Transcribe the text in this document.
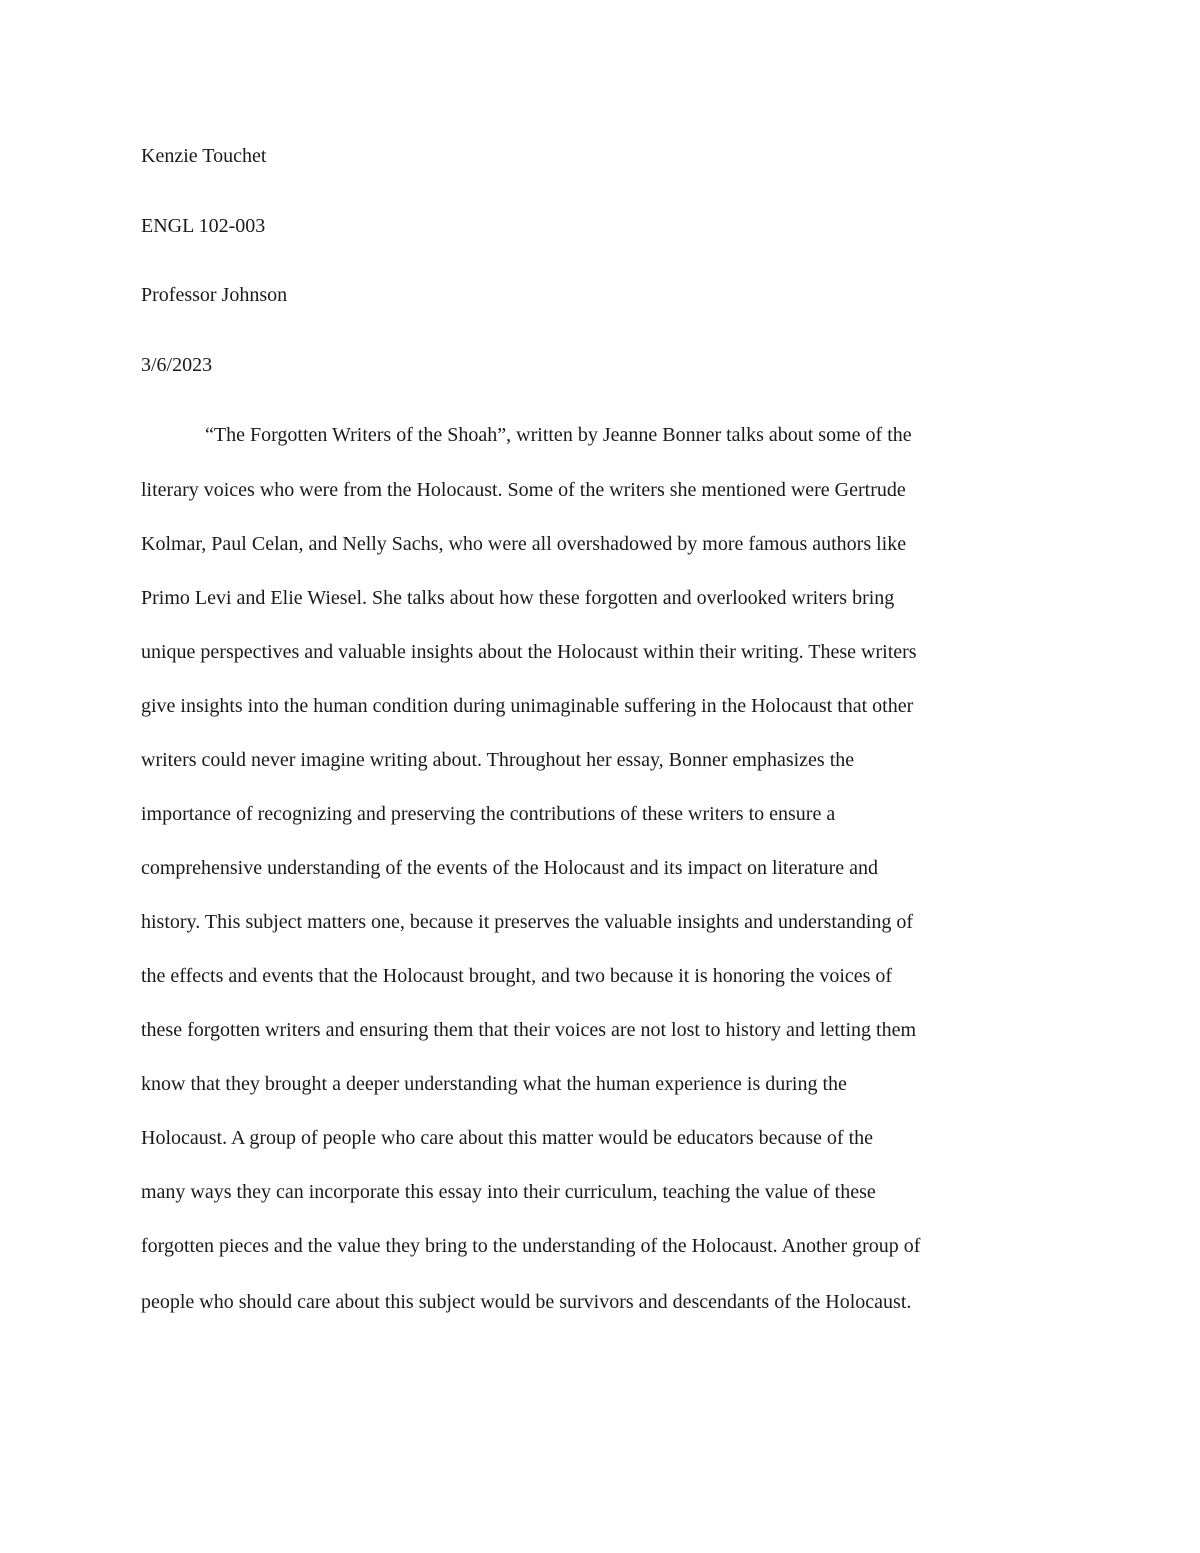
Kenzie Touchet

ENGL 102-003

Professor Johnson

3/6/2023

“The Forgotten Writers of the Shoah”, written by Jeanne Bonner talks about some of the

literary voices who were from the Holocaust. Some of the writers she mentioned were Gertrude

Kolmar, Paul Celan, and Nelly Sachs, who were all overshadowed by more famous authors like

Primo Levi and Elie Wiesel. She talks about how these forgotten and overlooked writers bring

unique perspectives and valuable insights about the Holocaust within their writing. These writers

give insights into the human condition during unimaginable suffering in the Holocaust that other

writers could never imagine writing about. Throughout her essay, Bonner emphasizes the

importance of recognizing and preserving the contributions of these writers to ensure a

comprehensive understanding of the events of the Holocaust and its impact on literature and

history. This subject matters one, because it preserves the valuable insights and understanding of

the effects and events that the Holocaust brought, and two because it is honoring the voices of

these forgotten writers and ensuring them that their voices are not lost to history and letting them

know that they brought a deeper understanding what the human experience is during the

Holocaust. A group of people who care about this matter would be educators because of the

many ways they can incorporate this essay into their curriculum, teaching the value of these

forgotten pieces and the value they bring to the understanding of the Holocaust. Another group of

people who should care about this subject would be survivors and descendants of the Holocaust.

☆ ☆ ☆

◆ **GIVEN EXERCISE**:
Which lines in the data above contain "writing"? Show each one.

◆ **CORRECT RESPONSE**:
unique perspectives and valuable insights about the Holocaust within their writing. These writers
writers could never imagine writing about. Throughout her essay, Bonner emphasizes the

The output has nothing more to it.